▶ _YOUR TASK_: Find each line with the word "label" and copy it.

▶ _Figure content listings_:
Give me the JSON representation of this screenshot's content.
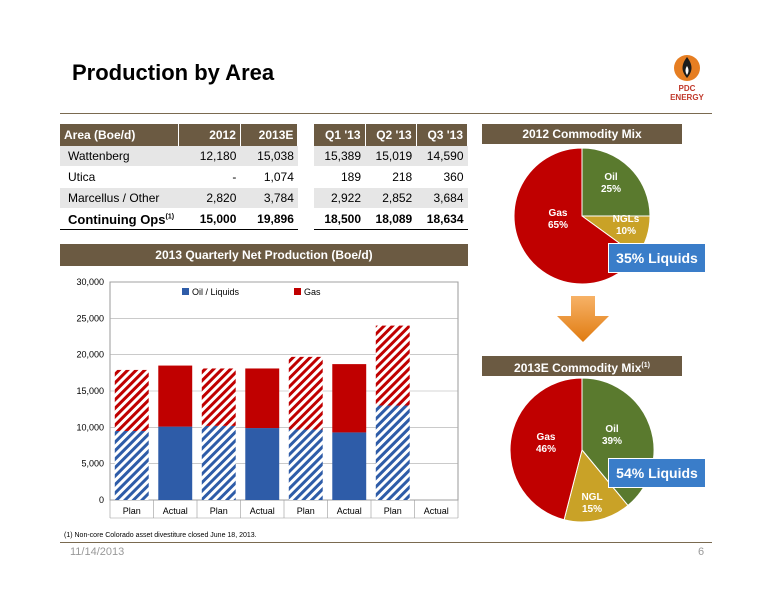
{
  "title": "Production by Area",
  "logo": {
    "text": "PDC ENERGY"
  },
  "table": {
    "header_area": "Area (Boe/d)",
    "years": [
      "2012",
      "2013E"
    ],
    "quarters": [
      "Q1 '13",
      "Q2 '13",
      "Q3 '13"
    ],
    "rows": [
      {
        "area": "Wattenberg",
        "y2012": "12,180",
        "y2013e": "15,038",
        "q1": "15,389",
        "q2": "15,019",
        "q3": "14,590"
      },
      {
        "area": "Utica",
        "y2012": "-",
        "y2013e": "1,074",
        "q1": "189",
        "q2": "218",
        "q3": "360"
      },
      {
        "area": "Marcellus / Other",
        "y2012": "2,820",
        "y2013e": "3,784",
        "q1": "2,922",
        "q2": "2,852",
        "q3": "3,684"
      }
    ],
    "total": {
      "area": "Continuing Ops",
      "footnote_mark": "(1)",
      "y2012": "15,000",
      "y2013e": "19,896",
      "q1": "18,500",
      "q2": "18,089",
      "q3": "18,634"
    }
  },
  "chart_data": [
    {
      "type": "bar",
      "title": "2013 Quarterly Net Production (Boe/d)",
      "categories": [
        "Plan",
        "Actual",
        "Plan",
        "Actual",
        "Plan",
        "Actual",
        "Plan",
        "Actual"
      ],
      "series": [
        {
          "name": "Oil / Liquids",
          "values": [
            9500,
            10100,
            10200,
            9900,
            9700,
            9300,
            13000,
            null
          ]
        },
        {
          "name": "Gas",
          "values": [
            8400,
            8400,
            7900,
            8200,
            10000,
            9400,
            11000,
            null
          ]
        }
      ],
      "hatched": [
        true,
        false,
        true,
        false,
        true,
        false,
        true,
        false
      ],
      "ylim": [
        0,
        30000
      ],
      "yticks": [
        "0",
        "5,000",
        "10,000",
        "15,000",
        "20,000",
        "25,000",
        "30,000"
      ],
      "stacked": true,
      "legend": "top",
      "colors": {
        "oil": "#2e5ca8",
        "gas": "#c00000"
      }
    },
    {
      "type": "pie",
      "title": "2012 Commodity Mix",
      "slices": [
        {
          "name": "Oil",
          "value": 25,
          "label": "25%",
          "color": "#5a7a2e"
        },
        {
          "name": "NGLs",
          "value": 10,
          "label": "10%",
          "color": "#c9a227"
        },
        {
          "name": "Gas",
          "value": 65,
          "label": "65%",
          "color": "#c00000"
        }
      ],
      "callout": "35% Liquids"
    },
    {
      "type": "pie",
      "title": "2013E Commodity Mix",
      "title_mark": "(1)",
      "slices": [
        {
          "name": "Oil",
          "value": 39,
          "label": "39%",
          "color": "#5a7a2e"
        },
        {
          "name": "NGL",
          "value": 15,
          "label": "15%",
          "color": "#c9a227"
        },
        {
          "name": "Gas",
          "value": 46,
          "label": "46%",
          "color": "#c00000"
        }
      ],
      "callout": "54% Liquids"
    }
  ],
  "footnote": "(1) Non-core Colorado asset divestiture closed June 18, 2013.",
  "footer": {
    "date": "11/14/2013",
    "page": "6"
  }
}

▶ _TASK OUTPUT_:
          "label": "25%",
          "label": "10%",
          "label": "65%",
          "label": "39%",
          "label": "15%",
          "label": "46%",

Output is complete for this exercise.